• _The problem_: Omit all pictures, then retype the data exactly as given.

[Collected data entries]
>>>

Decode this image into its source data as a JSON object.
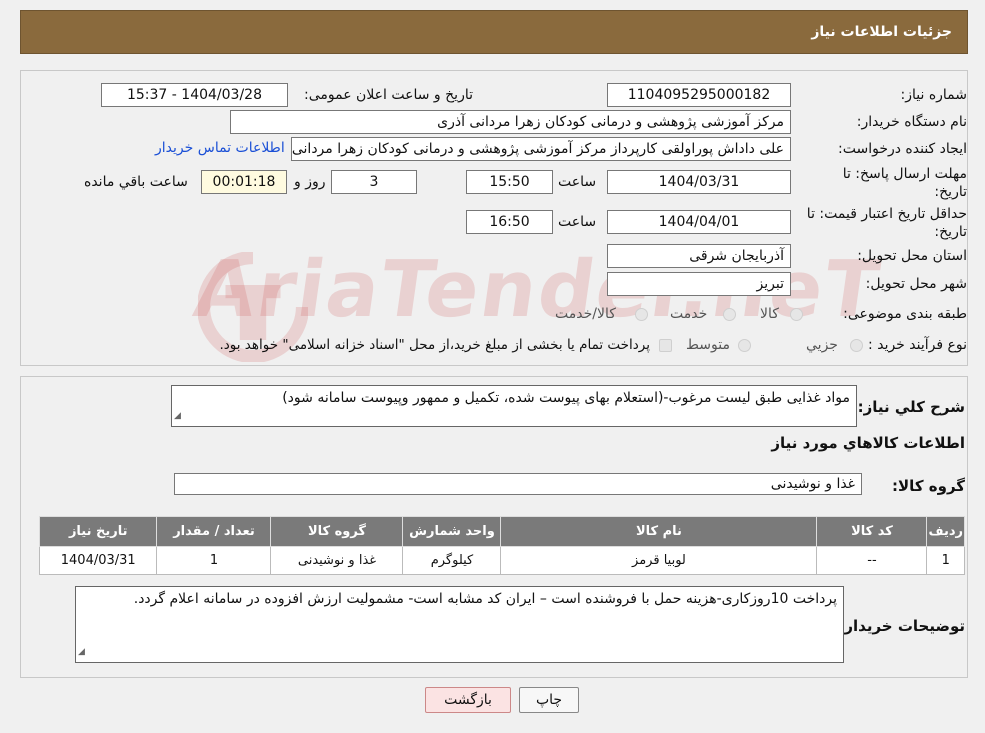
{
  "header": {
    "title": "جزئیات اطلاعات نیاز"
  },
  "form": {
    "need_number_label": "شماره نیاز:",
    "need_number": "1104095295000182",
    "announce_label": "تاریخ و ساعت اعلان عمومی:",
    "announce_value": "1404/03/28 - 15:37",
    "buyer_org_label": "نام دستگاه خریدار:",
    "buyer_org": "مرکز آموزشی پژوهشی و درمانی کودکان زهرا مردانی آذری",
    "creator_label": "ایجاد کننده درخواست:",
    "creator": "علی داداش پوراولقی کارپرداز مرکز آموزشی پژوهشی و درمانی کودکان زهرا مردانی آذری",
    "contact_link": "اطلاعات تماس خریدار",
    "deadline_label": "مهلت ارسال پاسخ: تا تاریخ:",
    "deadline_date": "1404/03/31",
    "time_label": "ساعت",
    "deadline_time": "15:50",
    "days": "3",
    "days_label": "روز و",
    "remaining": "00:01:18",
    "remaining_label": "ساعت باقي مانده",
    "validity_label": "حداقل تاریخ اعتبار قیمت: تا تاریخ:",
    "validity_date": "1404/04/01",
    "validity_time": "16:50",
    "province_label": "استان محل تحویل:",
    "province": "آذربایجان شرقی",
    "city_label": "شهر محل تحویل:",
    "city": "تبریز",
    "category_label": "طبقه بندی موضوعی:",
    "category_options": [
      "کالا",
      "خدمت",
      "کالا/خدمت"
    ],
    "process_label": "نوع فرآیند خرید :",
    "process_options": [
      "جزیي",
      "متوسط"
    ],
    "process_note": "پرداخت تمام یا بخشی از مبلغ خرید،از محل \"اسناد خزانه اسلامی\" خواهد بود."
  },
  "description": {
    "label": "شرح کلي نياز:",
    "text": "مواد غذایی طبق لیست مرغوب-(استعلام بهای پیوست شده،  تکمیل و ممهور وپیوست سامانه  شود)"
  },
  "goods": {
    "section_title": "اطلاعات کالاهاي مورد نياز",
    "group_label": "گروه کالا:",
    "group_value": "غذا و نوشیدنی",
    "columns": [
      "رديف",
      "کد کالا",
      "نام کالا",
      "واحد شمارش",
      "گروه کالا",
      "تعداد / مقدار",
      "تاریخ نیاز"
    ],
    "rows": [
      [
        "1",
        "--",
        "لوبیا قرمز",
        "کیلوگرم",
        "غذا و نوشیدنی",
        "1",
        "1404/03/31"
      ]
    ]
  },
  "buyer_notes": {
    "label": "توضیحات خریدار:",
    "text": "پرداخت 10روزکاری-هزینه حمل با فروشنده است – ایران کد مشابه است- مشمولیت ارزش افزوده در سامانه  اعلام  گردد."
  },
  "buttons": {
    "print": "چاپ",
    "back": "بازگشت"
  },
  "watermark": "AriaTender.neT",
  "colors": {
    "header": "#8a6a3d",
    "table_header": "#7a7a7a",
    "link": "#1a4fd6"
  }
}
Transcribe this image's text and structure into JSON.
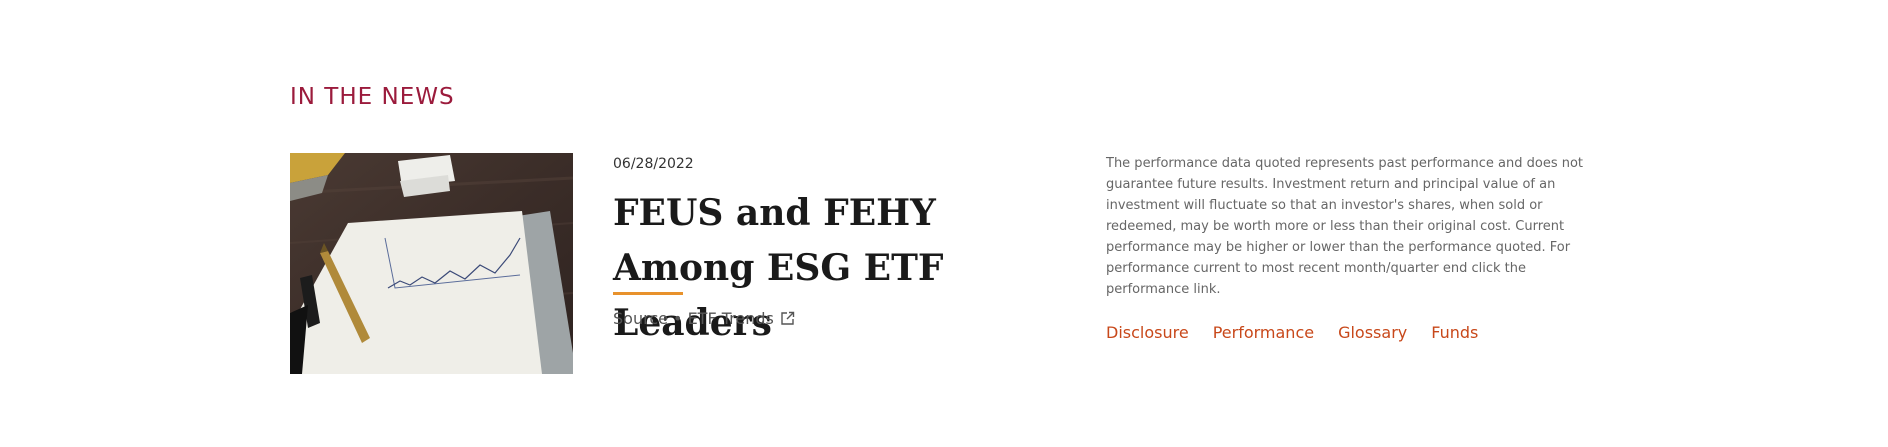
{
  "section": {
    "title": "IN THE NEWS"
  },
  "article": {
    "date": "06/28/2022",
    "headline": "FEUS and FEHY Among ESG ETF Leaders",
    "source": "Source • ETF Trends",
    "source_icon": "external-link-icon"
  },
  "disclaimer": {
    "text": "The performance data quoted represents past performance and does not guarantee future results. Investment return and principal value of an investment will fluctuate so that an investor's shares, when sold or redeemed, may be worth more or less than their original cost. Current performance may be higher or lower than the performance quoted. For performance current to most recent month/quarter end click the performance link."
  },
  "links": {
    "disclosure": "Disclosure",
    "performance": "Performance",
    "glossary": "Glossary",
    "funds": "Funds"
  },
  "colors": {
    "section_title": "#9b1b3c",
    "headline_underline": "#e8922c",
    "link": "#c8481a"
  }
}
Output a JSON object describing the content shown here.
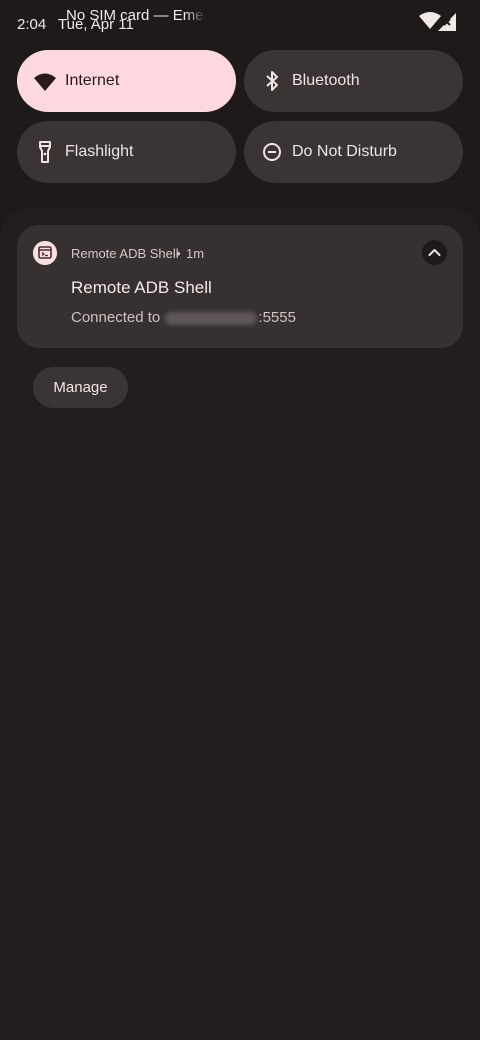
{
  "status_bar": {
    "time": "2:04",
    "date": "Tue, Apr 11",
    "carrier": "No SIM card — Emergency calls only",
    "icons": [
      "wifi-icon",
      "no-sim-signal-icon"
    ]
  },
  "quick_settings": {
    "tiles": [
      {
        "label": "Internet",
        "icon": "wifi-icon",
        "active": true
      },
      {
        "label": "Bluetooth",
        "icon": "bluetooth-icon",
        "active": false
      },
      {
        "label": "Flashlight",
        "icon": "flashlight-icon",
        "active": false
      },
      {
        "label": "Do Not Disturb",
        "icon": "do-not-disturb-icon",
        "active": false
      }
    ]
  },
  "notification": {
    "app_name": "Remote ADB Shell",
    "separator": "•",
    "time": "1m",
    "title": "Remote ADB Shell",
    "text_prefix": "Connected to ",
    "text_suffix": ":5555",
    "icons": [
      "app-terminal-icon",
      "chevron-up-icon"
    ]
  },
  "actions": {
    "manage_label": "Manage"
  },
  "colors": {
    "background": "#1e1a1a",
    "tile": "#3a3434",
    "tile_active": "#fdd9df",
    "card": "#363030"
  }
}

<<<

• _Response below_:
Decode this image into its source data as a JSON object.
{
  "header": {
    "title": "جزئیات اطلاعات نیاز"
  },
  "form": {
    "need_number_label": "شماره نیاز:",
    "need_number": "1104095295000182",
    "announce_label": "تاریخ و ساعت اعلان عمومی:",
    "announce_value": "1404/03/28 - 15:37",
    "buyer_org_label": "نام دستگاه خریدار:",
    "buyer_org": "مرکز آموزشی پژوهشی و درمانی کودکان زهرا مردانی آذری",
    "creator_label": "ایجاد کننده درخواست:",
    "creator": "علی داداش پوراولقی کارپرداز مرکز آموزشی پژوهشی و درمانی کودکان زهرا مردانی آذری",
    "contact_link": "اطلاعات تماس خریدار",
    "deadline_label": "مهلت ارسال پاسخ: تا تاریخ:",
    "deadline_date": "1404/03/31",
    "time_label": "ساعت",
    "deadline_time": "15:50",
    "days": "3",
    "days_label": "روز و",
    "remaining": "00:01:18",
    "remaining_label": "ساعت باقي مانده",
    "validity_label": "حداقل تاریخ اعتبار قیمت: تا تاریخ:",
    "validity_date": "1404/04/01",
    "validity_time": "16:50",
    "province_label": "استان محل تحویل:",
    "province": "آذربایجان شرقی",
    "city_label": "شهر محل تحویل:",
    "city": "تبریز",
    "category_label": "طبقه بندی موضوعی:",
    "category_options": [
      "کالا",
      "خدمت",
      "کالا/خدمت"
    ],
    "process_label": "نوع فرآیند خرید :",
    "process_options": [
      "جزیي",
      "متوسط"
    ],
    "process_note": "پرداخت تمام یا بخشی از مبلغ خرید،از محل \"اسناد خزانه اسلامی\" خواهد بود."
  },
  "description": {
    "label": "شرح کلي نياز:",
    "text": "مواد غذایی طبق لیست مرغوب-(استعلام بهای پیوست شده،  تکمیل و ممهور وپیوست سامانه  شود)"
  },
  "goods": {
    "section_title": "اطلاعات کالاهاي مورد نياز",
    "group_label": "گروه کالا:",
    "group_value": "غذا و نوشیدنی",
    "columns": [
      "رديف",
      "کد کالا",
      "نام کالا",
      "واحد شمارش",
      "گروه کالا",
      "تعداد / مقدار",
      "تاریخ نیاز"
    ],
    "rows": [
      [
        "1",
        "--",
        "لوبیا قرمز",
        "کیلوگرم",
        "غذا و نوشیدنی",
        "1",
        "1404/03/31"
      ]
    ]
  },
  "buyer_notes": {
    "label": "توضیحات خریدار:",
    "text": "پرداخت 10روزکاری-هزینه حمل با فروشنده است – ایران کد مشابه است- مشمولیت ارزش افزوده در سامانه  اعلام  گردد."
  },
  "buttons": {
    "print": "چاپ",
    "back": "بازگشت"
  },
  "watermark": "AriaTender.neT",
  "colors": {
    "header": "#8a6a3d",
    "table_header": "#7a7a7a",
    "link": "#1a4fd6"
  }
}
Transcribe this image's text and structure into JSON.
{
  "section": {
    "title": "IN THE NEWS"
  },
  "article": {
    "date": "06/28/2022",
    "headline": "FEUS and FEHY Among ESG ETF Leaders",
    "source": "Source • ETF Trends",
    "source_icon": "external-link-icon"
  },
  "disclaimer": {
    "text": "The performance data quoted represents past performance and does not guarantee future results. Investment return and principal value of an investment will fluctuate so that an investor's shares, when sold or redeemed, may be worth more or less than their original cost. Current performance may be higher or lower than the performance quoted. For performance current to most recent month/quarter end click the performance link."
  },
  "links": {
    "disclosure": "Disclosure",
    "performance": "Performance",
    "glossary": "Glossary",
    "funds": "Funds"
  },
  "colors": {
    "section_title": "#9b1b3c",
    "headline_underline": "#e8922c",
    "link": "#c8481a"
  }
}
Output a JSON object describing the content shown here.
{
  "status_bar": {
    "time": "2:04",
    "date": "Tue, Apr 11",
    "carrier": "No SIM card — Emergency calls only",
    "icons": [
      "wifi-icon",
      "no-sim-signal-icon"
    ]
  },
  "quick_settings": {
    "tiles": [
      {
        "label": "Internet",
        "icon": "wifi-icon",
        "active": true
      },
      {
        "label": "Bluetooth",
        "icon": "bluetooth-icon",
        "active": false
      },
      {
        "label": "Flashlight",
        "icon": "flashlight-icon",
        "active": false
      },
      {
        "label": "Do Not Disturb",
        "icon": "do-not-disturb-icon",
        "active": false
      }
    ]
  },
  "notification": {
    "app_name": "Remote ADB Shell",
    "separator": "•",
    "time": "1m",
    "title": "Remote ADB Shell",
    "text_prefix": "Connected to ",
    "text_suffix": ":5555",
    "icons": [
      "app-terminal-icon",
      "chevron-up-icon"
    ]
  },
  "actions": {
    "manage_label": "Manage"
  },
  "colors": {
    "background": "#1e1a1a",
    "tile": "#3a3434",
    "tile_active": "#fdd9df",
    "card": "#363030"
  }
}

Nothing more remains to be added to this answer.